* **Supplied entries**:
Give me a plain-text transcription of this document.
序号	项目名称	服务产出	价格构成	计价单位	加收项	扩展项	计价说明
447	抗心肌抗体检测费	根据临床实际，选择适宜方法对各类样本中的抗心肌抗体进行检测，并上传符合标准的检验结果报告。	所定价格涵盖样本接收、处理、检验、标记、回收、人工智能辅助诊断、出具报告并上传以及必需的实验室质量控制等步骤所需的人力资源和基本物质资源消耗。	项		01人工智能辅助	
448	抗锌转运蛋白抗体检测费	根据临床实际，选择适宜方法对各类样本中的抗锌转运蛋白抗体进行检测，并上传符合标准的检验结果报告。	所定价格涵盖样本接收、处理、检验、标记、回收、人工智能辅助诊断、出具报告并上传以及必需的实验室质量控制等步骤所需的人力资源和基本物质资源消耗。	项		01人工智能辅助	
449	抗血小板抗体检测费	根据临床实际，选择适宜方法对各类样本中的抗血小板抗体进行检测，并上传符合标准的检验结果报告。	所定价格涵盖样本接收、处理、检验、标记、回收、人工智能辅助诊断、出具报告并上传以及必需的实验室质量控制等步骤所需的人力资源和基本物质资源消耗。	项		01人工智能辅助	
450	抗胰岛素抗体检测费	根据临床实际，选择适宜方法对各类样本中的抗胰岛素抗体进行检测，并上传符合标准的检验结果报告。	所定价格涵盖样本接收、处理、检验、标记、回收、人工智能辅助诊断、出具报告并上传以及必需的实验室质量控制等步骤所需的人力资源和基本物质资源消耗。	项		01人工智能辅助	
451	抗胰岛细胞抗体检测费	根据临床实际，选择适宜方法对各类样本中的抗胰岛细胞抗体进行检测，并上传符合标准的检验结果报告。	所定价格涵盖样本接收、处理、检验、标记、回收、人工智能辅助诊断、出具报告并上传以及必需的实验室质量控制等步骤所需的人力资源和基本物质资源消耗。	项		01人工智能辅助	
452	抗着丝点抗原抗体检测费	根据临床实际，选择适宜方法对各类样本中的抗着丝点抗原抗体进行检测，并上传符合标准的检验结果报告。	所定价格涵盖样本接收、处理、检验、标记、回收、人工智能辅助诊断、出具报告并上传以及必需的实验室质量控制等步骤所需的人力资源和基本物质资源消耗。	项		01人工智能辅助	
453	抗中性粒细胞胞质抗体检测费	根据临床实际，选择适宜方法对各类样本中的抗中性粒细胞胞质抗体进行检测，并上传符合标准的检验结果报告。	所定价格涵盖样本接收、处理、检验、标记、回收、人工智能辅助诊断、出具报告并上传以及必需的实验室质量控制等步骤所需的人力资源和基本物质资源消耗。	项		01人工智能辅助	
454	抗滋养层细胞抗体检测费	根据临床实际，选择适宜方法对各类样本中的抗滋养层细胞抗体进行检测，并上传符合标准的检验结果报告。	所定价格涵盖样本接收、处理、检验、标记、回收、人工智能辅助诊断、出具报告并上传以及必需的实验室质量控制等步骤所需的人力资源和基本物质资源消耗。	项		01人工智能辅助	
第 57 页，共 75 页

* **What to produce**: Quote every entry exactly.

* **Written solution**:
Give me a plain-text transcription of this document.
序号	项目名称	服务产出	价格构成	计价单位	加收项	扩展项	计价说明
447	抗心肌抗体检测费	根据临床实际，选择适宜方法对各类样本中的抗心肌抗体进行检测，并上传符合标准的检验结果报告。	所定价格涵盖样本接收、处理、检验、标记、回收、人工智能辅助诊断、出具报告并上传以及必需的实验室质量控制等步骤所需的人力资源和基本物质资源消耗。	项		01人工智能辅助	
448	抗锌转运蛋白抗体检测费	根据临床实际，选择适宜方法对各类样本中的抗锌转运蛋白抗体进行检测，并上传符合标准的检验结果报告。	所定价格涵盖样本接收、处理、检验、标记、回收、人工智能辅助诊断、出具报告并上传以及必需的实验室质量控制等步骤所需的人力资源和基本物质资源消耗。	项		01人工智能辅助	
449	抗血小板抗体检测费	根据临床实际，选择适宜方法对各类样本中的抗血小板抗体进行检测，并上传符合标准的检验结果报告。	所定价格涵盖样本接收、处理、检验、标记、回收、人工智能辅助诊断、出具报告并上传以及必需的实验室质量控制等步骤所需的人力资源和基本物质资源消耗。	项		01人工智能辅助	
450	抗胰岛素抗体检测费	根据临床实际，选择适宜方法对各类样本中的抗胰岛素抗体进行检测，并上传符合标准的检验结果报告。	所定价格涵盖样本接收、处理、检验、标记、回收、人工智能辅助诊断、出具报告并上传以及必需的实验室质量控制等步骤所需的人力资源和基本物质资源消耗。	项		01人工智能辅助	
451	抗胰岛细胞抗体检测费	根据临床实际，选择适宜方法对各类样本中的抗胰岛细胞抗体进行检测，并上传符合标准的检验结果报告。	所定价格涵盖样本接收、处理、检验、标记、回收、人工智能辅助诊断、出具报告并上传以及必需的实验室质量控制等步骤所需的人力资源和基本物质资源消耗。	项		01人工智能辅助	
452	抗着丝点抗原抗体检测费	根据临床实际，选择适宜方法对各类样本中的抗着丝点抗原抗体进行检测，并上传符合标准的检验结果报告。	所定价格涵盖样本接收、处理、检验、标记、回收、人工智能辅助诊断、出具报告并上传以及必需的实验室质量控制等步骤所需的人力资源和基本物质资源消耗。	项		01人工智能辅助	
453	抗中性粒细胞胞质抗体检测费	根据临床实际，选择适宜方法对各类样本中的抗中性粒细胞胞质抗体进行检测，并上传符合标准的检验结果报告。	所定价格涵盖样本接收、处理、检验、标记、回收、人工智能辅助诊断、出具报告并上传以及必需的实验室质量控制等步骤所需的人力资源和基本物质资源消耗。	项		01人工智能辅助	
454	抗滋养层细胞抗体检测费	根据临床实际，选择适宜方法对各类样本中的抗滋养层细胞抗体进行检测，并上传符合标准的检验结果报告。	所定价格涵盖样本接收、处理、检验、标记、回收、人工智能辅助诊断、出具报告并上传以及必需的实验室质量控制等步骤所需的人力资源和基本物质资源消耗。	项		01人工智能辅助	
第 57 页，共 75 页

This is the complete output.